AIM -
Skip the pictures. Repeat everything else in the records word for word.

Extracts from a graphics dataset
++++++++

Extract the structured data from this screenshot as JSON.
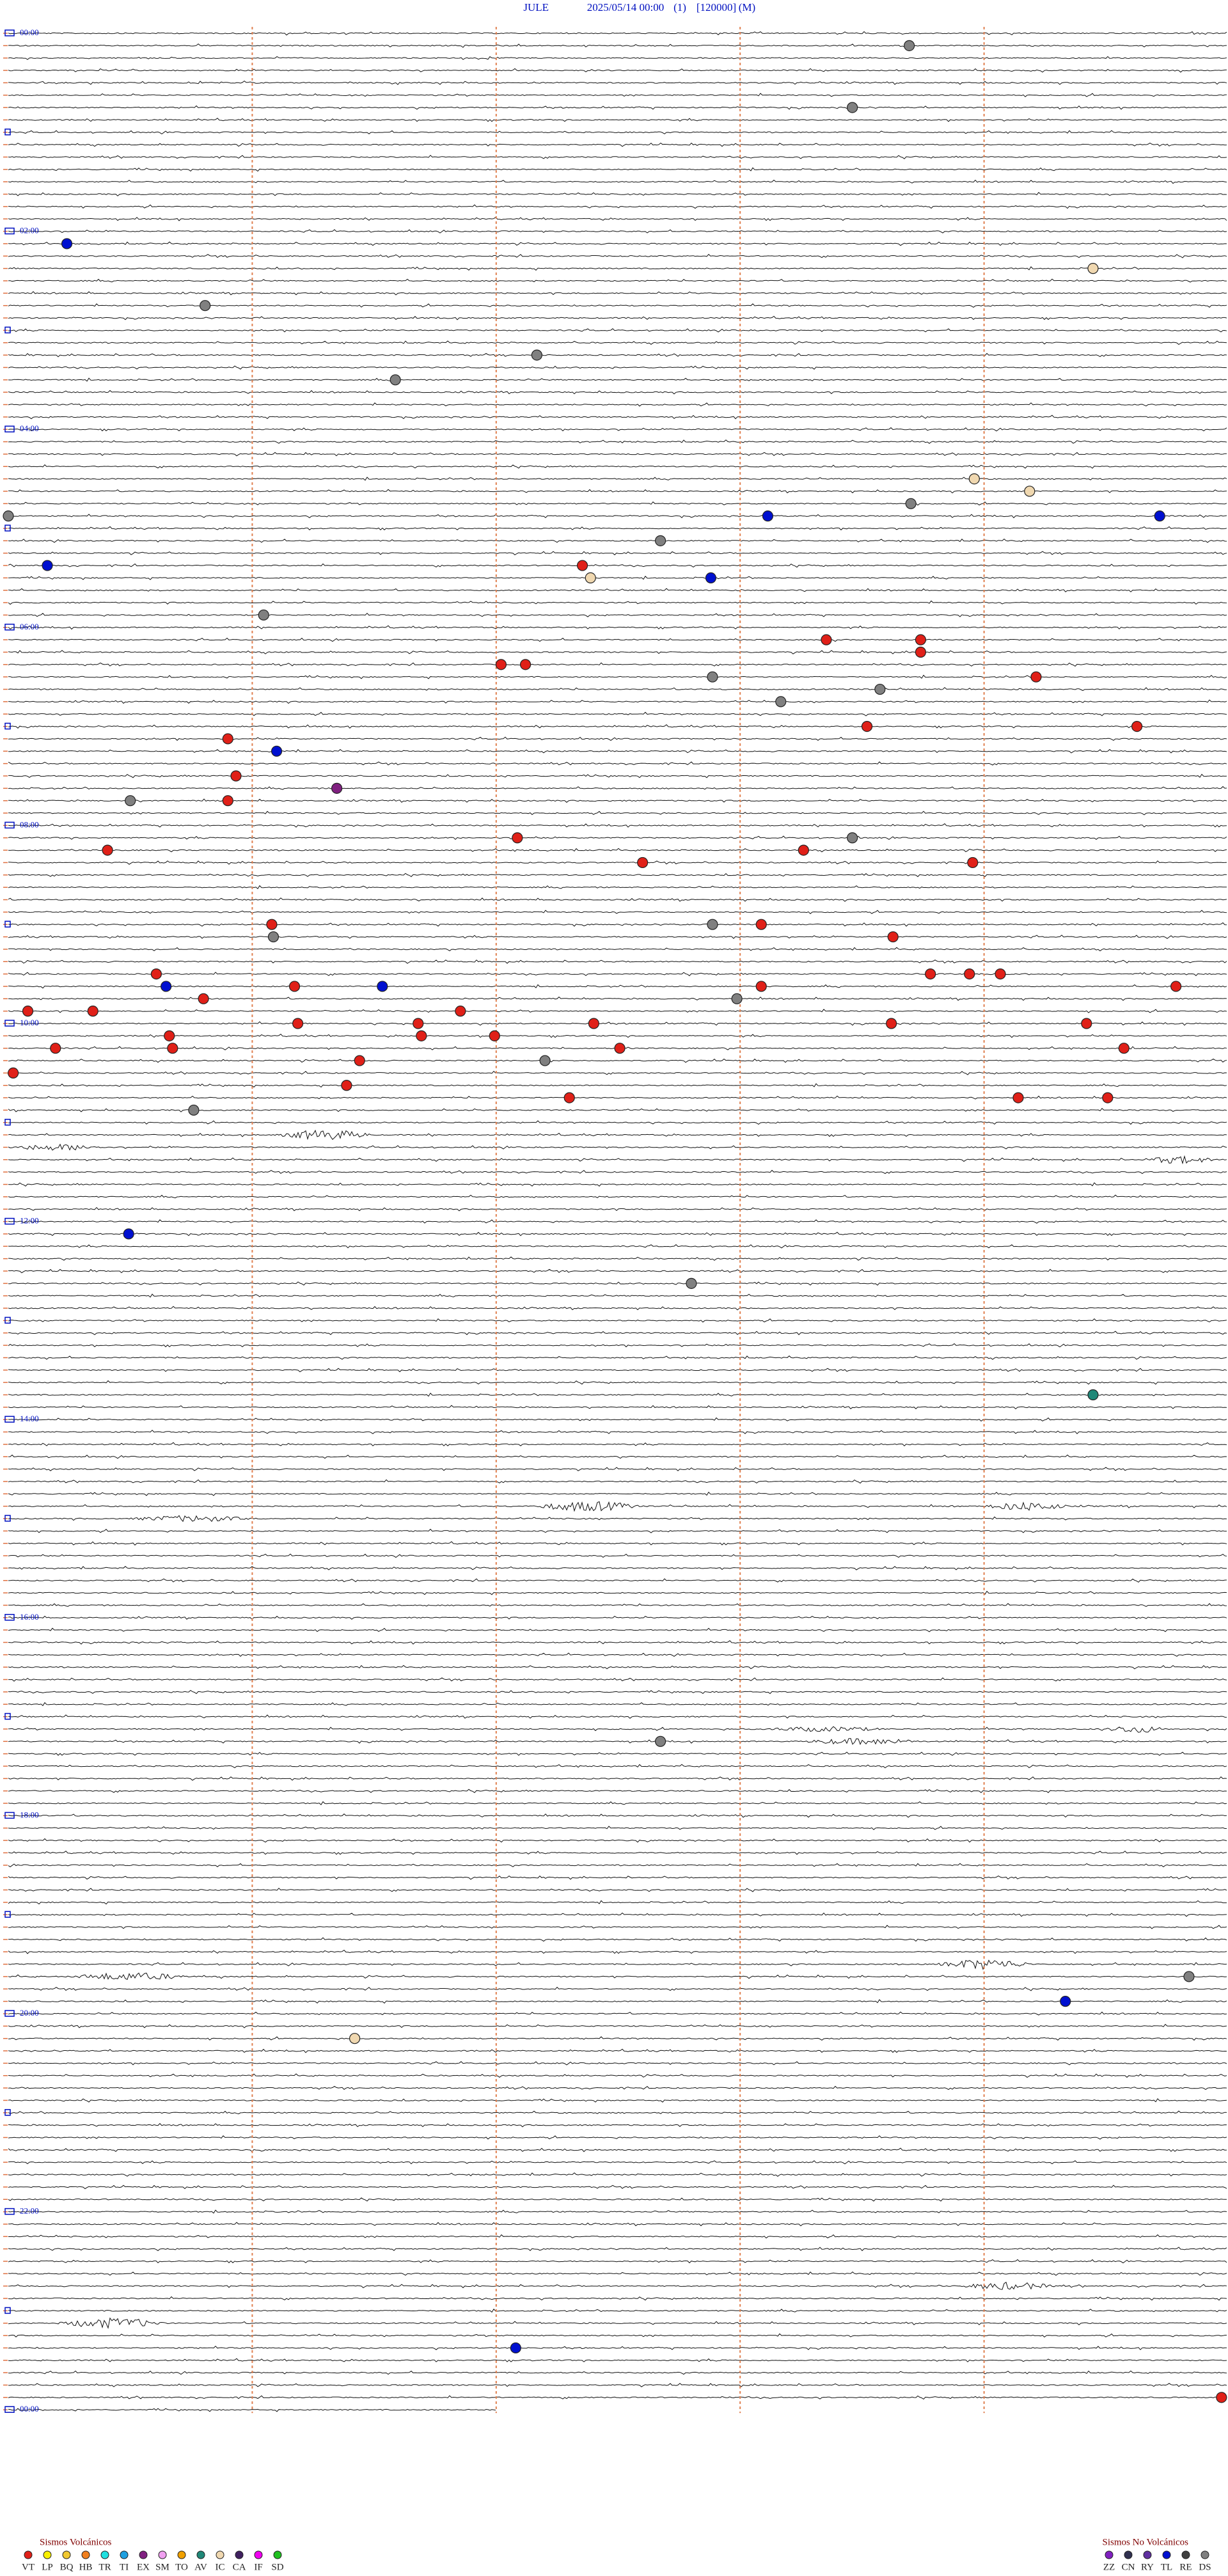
{
  "header": {
    "station": "JULE",
    "datetime": "2025/05/14 00:00",
    "channel": "(1)",
    "scale": "[120000]",
    "mode": "(M)"
  },
  "hour_labels": [
    "00:00",
    "02:00",
    "04:00",
    "06:00",
    "08:00",
    "10:00",
    "12:00",
    "14:00",
    "16:00",
    "18:00",
    "20:00",
    "22:00",
    "00:00"
  ],
  "legend": {
    "volcanic": {
      "title": "Sismos Volcánicos",
      "items": [
        {
          "code": "VT",
          "color": "#e02018"
        },
        {
          "code": "LP",
          "color": "#f8f000"
        },
        {
          "code": "BQ",
          "color": "#f0c830"
        },
        {
          "code": "HB",
          "color": "#f08020"
        },
        {
          "code": "TR",
          "color": "#20e0e0"
        },
        {
          "code": "TI",
          "color": "#20a0e0"
        },
        {
          "code": "EX",
          "color": "#802080"
        },
        {
          "code": "SM",
          "color": "#f0a0f0"
        },
        {
          "code": "TO",
          "color": "#f0a000"
        },
        {
          "code": "AV",
          "color": "#208878"
        },
        {
          "code": "IC",
          "color": "#f0d8b0"
        },
        {
          "code": "CA",
          "color": "#402060"
        },
        {
          "code": "IF",
          "color": "#f000f0"
        },
        {
          "code": "SD",
          "color": "#20c020"
        }
      ]
    },
    "non_volcanic": {
      "title": "Sismos No Volcánicos",
      "items": [
        {
          "code": "ZZ",
          "color": "#8020c0"
        },
        {
          "code": "CN",
          "color": "#303050"
        },
        {
          "code": "RY",
          "color": "#6030a0"
        },
        {
          "code": "TL",
          "color": "#0010d0"
        },
        {
          "code": "RE",
          "color": "#404040"
        },
        {
          "code": "DS",
          "color": "#808080"
        }
      ]
    }
  },
  "events": [
    [
      1,
      5.54,
      "DS"
    ],
    [
      6,
      5.19,
      "DS"
    ],
    [
      17,
      0.36,
      "TL"
    ],
    [
      19,
      6.67,
      "IC"
    ],
    [
      22,
      1.21,
      "DS"
    ],
    [
      26,
      3.25,
      "DS"
    ],
    [
      28,
      2.38,
      "DS"
    ],
    [
      36,
      5.94,
      "IC"
    ],
    [
      37,
      6.28,
      "IC"
    ],
    [
      38,
      5.55,
      "DS"
    ],
    [
      39,
      0,
      "DS"
    ],
    [
      39,
      4.67,
      "TL"
    ],
    [
      39,
      7.08,
      "TL"
    ],
    [
      41,
      4.01,
      "DS"
    ],
    [
      43,
      0.24,
      "TL"
    ],
    [
      43,
      3.53,
      "VT"
    ],
    [
      44,
      3.58,
      "IC"
    ],
    [
      44,
      4.32,
      "TL"
    ],
    [
      47,
      1.57,
      "DS"
    ],
    [
      49,
      5.03,
      "VT"
    ],
    [
      49,
      5.61,
      "VT"
    ],
    [
      50,
      5.61,
      "VT"
    ],
    [
      51,
      3.03,
      "VT"
    ],
    [
      51,
      3.18,
      "VT"
    ],
    [
      52,
      4.33,
      "DS"
    ],
    [
      52,
      6.32,
      "VT"
    ],
    [
      53,
      5.36,
      "DS"
    ],
    [
      54,
      4.75,
      "DS"
    ],
    [
      56,
      6.94,
      "VT"
    ],
    [
      56,
      5.28,
      "VT"
    ],
    [
      57,
      1.35,
      "VT"
    ],
    [
      58,
      1.65,
      "TL"
    ],
    [
      60,
      1.4,
      "VT"
    ],
    [
      61,
      2.02,
      "EX"
    ],
    [
      62,
      1.35,
      "VT"
    ],
    [
      62,
      0.75,
      "DS"
    ],
    [
      65,
      3.13,
      "VT"
    ],
    [
      65,
      5.19,
      "DS"
    ],
    [
      66,
      0.61,
      "VT"
    ],
    [
      66,
      4.89,
      "VT"
    ],
    [
      67,
      3.9,
      "VT"
    ],
    [
      67,
      5.93,
      "VT"
    ],
    [
      72,
      4.33,
      "DS"
    ],
    [
      72,
      1.62,
      "VT"
    ],
    [
      72,
      4.63,
      "VT"
    ],
    [
      73,
      1.63,
      "DS"
    ],
    [
      73,
      5.44,
      "VT"
    ],
    [
      76,
      5.67,
      "VT"
    ],
    [
      76,
      5.91,
      "VT"
    ],
    [
      76,
      6.1,
      "VT"
    ],
    [
      76,
      0.91,
      "VT"
    ],
    [
      77,
      0.97,
      "TL"
    ],
    [
      77,
      2.3,
      "TL"
    ],
    [
      77,
      1.76,
      "VT"
    ],
    [
      77,
      4.63,
      "VT"
    ],
    [
      77,
      7.18,
      "VT"
    ],
    [
      78,
      4.48,
      "DS"
    ],
    [
      78,
      1.2,
      "VT"
    ],
    [
      79,
      0.12,
      "VT"
    ],
    [
      79,
      0.52,
      "VT"
    ],
    [
      79,
      2.78,
      "VT"
    ],
    [
      80,
      2.52,
      "VT"
    ],
    [
      80,
      1.78,
      "VT"
    ],
    [
      80,
      3.6,
      "VT"
    ],
    [
      80,
      5.43,
      "VT"
    ],
    [
      80,
      6.63,
      "VT"
    ],
    [
      81,
      0.99,
      "VT"
    ],
    [
      81,
      2.54,
      "VT"
    ],
    [
      81,
      2.99,
      "VT"
    ],
    [
      82,
      6.86,
      "VT"
    ],
    [
      82,
      0.29,
      "VT"
    ],
    [
      82,
      1.01,
      "VT"
    ],
    [
      82,
      3.76,
      "VT"
    ],
    [
      83,
      2.16,
      "VT"
    ],
    [
      83,
      3.3,
      "DS"
    ],
    [
      84,
      0.03,
      "VT"
    ],
    [
      85,
      2.08,
      "VT"
    ],
    [
      86,
      3.45,
      "VT"
    ],
    [
      86,
      6.21,
      "VT"
    ],
    [
      86,
      6.76,
      "VT"
    ],
    [
      87,
      1.14,
      "DS"
    ],
    [
      97,
      0.74,
      "TL"
    ],
    [
      101,
      4.2,
      "DS"
    ],
    [
      110,
      6.67,
      "AV"
    ],
    [
      138,
      4.01,
      "DS"
    ],
    [
      157,
      7.26,
      "DS"
    ],
    [
      159,
      6.5,
      "TL"
    ],
    [
      162,
      2.13,
      "IC"
    ],
    [
      187,
      3.12,
      "TL"
    ],
    [
      191,
      7.46,
      "VT"
    ]
  ]
}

++++++++

EXPECTED ANSWER -
Extract the structured data from this screenshot as JSON.
{
  "header": {
    "station": "JULE",
    "datetime": "2025/05/14 00:00",
    "channel": "(1)",
    "scale": "[120000]",
    "mode": "(M)"
  },
  "hour_labels": [
    "00:00",
    "02:00",
    "04:00",
    "06:00",
    "08:00",
    "10:00",
    "12:00",
    "14:00",
    "16:00",
    "18:00",
    "20:00",
    "22:00",
    "00:00"
  ],
  "legend": {
    "volcanic": {
      "title": "Sismos Volcánicos",
      "items": [
        {
          "code": "VT",
          "color": "#e02018"
        },
        {
          "code": "LP",
          "color": "#f8f000"
        },
        {
          "code": "BQ",
          "color": "#f0c830"
        },
        {
          "code": "HB",
          "color": "#f08020"
        },
        {
          "code": "TR",
          "color": "#20e0e0"
        },
        {
          "code": "TI",
          "color": "#20a0e0"
        },
        {
          "code": "EX",
          "color": "#802080"
        },
        {
          "code": "SM",
          "color": "#f0a0f0"
        },
        {
          "code": "TO",
          "color": "#f0a000"
        },
        {
          "code": "AV",
          "color": "#208878"
        },
        {
          "code": "IC",
          "color": "#f0d8b0"
        },
        {
          "code": "CA",
          "color": "#402060"
        },
        {
          "code": "IF",
          "color": "#f000f0"
        },
        {
          "code": "SD",
          "color": "#20c020"
        }
      ]
    },
    "non_volcanic": {
      "title": "Sismos No Volcánicos",
      "items": [
        {
          "code": "ZZ",
          "color": "#8020c0"
        },
        {
          "code": "CN",
          "color": "#303050"
        },
        {
          "code": "RY",
          "color": "#6030a0"
        },
        {
          "code": "TL",
          "color": "#0010d0"
        },
        {
          "code": "RE",
          "color": "#404040"
        },
        {
          "code": "DS",
          "color": "#808080"
        }
      ]
    }
  },
  "events": [
    [
      1,
      5.54,
      "DS"
    ],
    [
      6,
      5.19,
      "DS"
    ],
    [
      17,
      0.36,
      "TL"
    ],
    [
      19,
      6.67,
      "IC"
    ],
    [
      22,
      1.21,
      "DS"
    ],
    [
      26,
      3.25,
      "DS"
    ],
    [
      28,
      2.38,
      "DS"
    ],
    [
      36,
      5.94,
      "IC"
    ],
    [
      37,
      6.28,
      "IC"
    ],
    [
      38,
      5.55,
      "DS"
    ],
    [
      39,
      0,
      "DS"
    ],
    [
      39,
      4.67,
      "TL"
    ],
    [
      39,
      7.08,
      "TL"
    ],
    [
      41,
      4.01,
      "DS"
    ],
    [
      43,
      0.24,
      "TL"
    ],
    [
      43,
      3.53,
      "VT"
    ],
    [
      44,
      3.58,
      "IC"
    ],
    [
      44,
      4.32,
      "TL"
    ],
    [
      47,
      1.57,
      "DS"
    ],
    [
      49,
      5.03,
      "VT"
    ],
    [
      49,
      5.61,
      "VT"
    ],
    [
      50,
      5.61,
      "VT"
    ],
    [
      51,
      3.03,
      "VT"
    ],
    [
      51,
      3.18,
      "VT"
    ],
    [
      52,
      4.33,
      "DS"
    ],
    [
      52,
      6.32,
      "VT"
    ],
    [
      53,
      5.36,
      "DS"
    ],
    [
      54,
      4.75,
      "DS"
    ],
    [
      56,
      6.94,
      "VT"
    ],
    [
      56,
      5.28,
      "VT"
    ],
    [
      57,
      1.35,
      "VT"
    ],
    [
      58,
      1.65,
      "TL"
    ],
    [
      60,
      1.4,
      "VT"
    ],
    [
      61,
      2.02,
      "EX"
    ],
    [
      62,
      1.35,
      "VT"
    ],
    [
      62,
      0.75,
      "DS"
    ],
    [
      65,
      3.13,
      "VT"
    ],
    [
      65,
      5.19,
      "DS"
    ],
    [
      66,
      0.61,
      "VT"
    ],
    [
      66,
      4.89,
      "VT"
    ],
    [
      67,
      3.9,
      "VT"
    ],
    [
      67,
      5.93,
      "VT"
    ],
    [
      72,
      4.33,
      "DS"
    ],
    [
      72,
      1.62,
      "VT"
    ],
    [
      72,
      4.63,
      "VT"
    ],
    [
      73,
      1.63,
      "DS"
    ],
    [
      73,
      5.44,
      "VT"
    ],
    [
      76,
      5.67,
      "VT"
    ],
    [
      76,
      5.91,
      "VT"
    ],
    [
      76,
      6.1,
      "VT"
    ],
    [
      76,
      0.91,
      "VT"
    ],
    [
      77,
      0.97,
      "TL"
    ],
    [
      77,
      2.3,
      "TL"
    ],
    [
      77,
      1.76,
      "VT"
    ],
    [
      77,
      4.63,
      "VT"
    ],
    [
      77,
      7.18,
      "VT"
    ],
    [
      78,
      4.48,
      "DS"
    ],
    [
      78,
      1.2,
      "VT"
    ],
    [
      79,
      0.12,
      "VT"
    ],
    [
      79,
      0.52,
      "VT"
    ],
    [
      79,
      2.78,
      "VT"
    ],
    [
      80,
      2.52,
      "VT"
    ],
    [
      80,
      1.78,
      "VT"
    ],
    [
      80,
      3.6,
      "VT"
    ],
    [
      80,
      5.43,
      "VT"
    ],
    [
      80,
      6.63,
      "VT"
    ],
    [
      81,
      0.99,
      "VT"
    ],
    [
      81,
      2.54,
      "VT"
    ],
    [
      81,
      2.99,
      "VT"
    ],
    [
      82,
      6.86,
      "VT"
    ],
    [
      82,
      0.29,
      "VT"
    ],
    [
      82,
      1.01,
      "VT"
    ],
    [
      82,
      3.76,
      "VT"
    ],
    [
      83,
      2.16,
      "VT"
    ],
    [
      83,
      3.3,
      "DS"
    ],
    [
      84,
      0.03,
      "VT"
    ],
    [
      85,
      2.08,
      "VT"
    ],
    [
      86,
      3.45,
      "VT"
    ],
    [
      86,
      6.21,
      "VT"
    ],
    [
      86,
      6.76,
      "VT"
    ],
    [
      87,
      1.14,
      "DS"
    ],
    [
      97,
      0.74,
      "TL"
    ],
    [
      101,
      4.2,
      "DS"
    ],
    [
      110,
      6.67,
      "AV"
    ],
    [
      138,
      4.01,
      "DS"
    ],
    [
      157,
      7.26,
      "DS"
    ],
    [
      159,
      6.5,
      "TL"
    ],
    [
      162,
      2.13,
      "IC"
    ],
    [
      187,
      3.12,
      "TL"
    ],
    [
      191,
      7.46,
      "VT"
    ]
  ]
}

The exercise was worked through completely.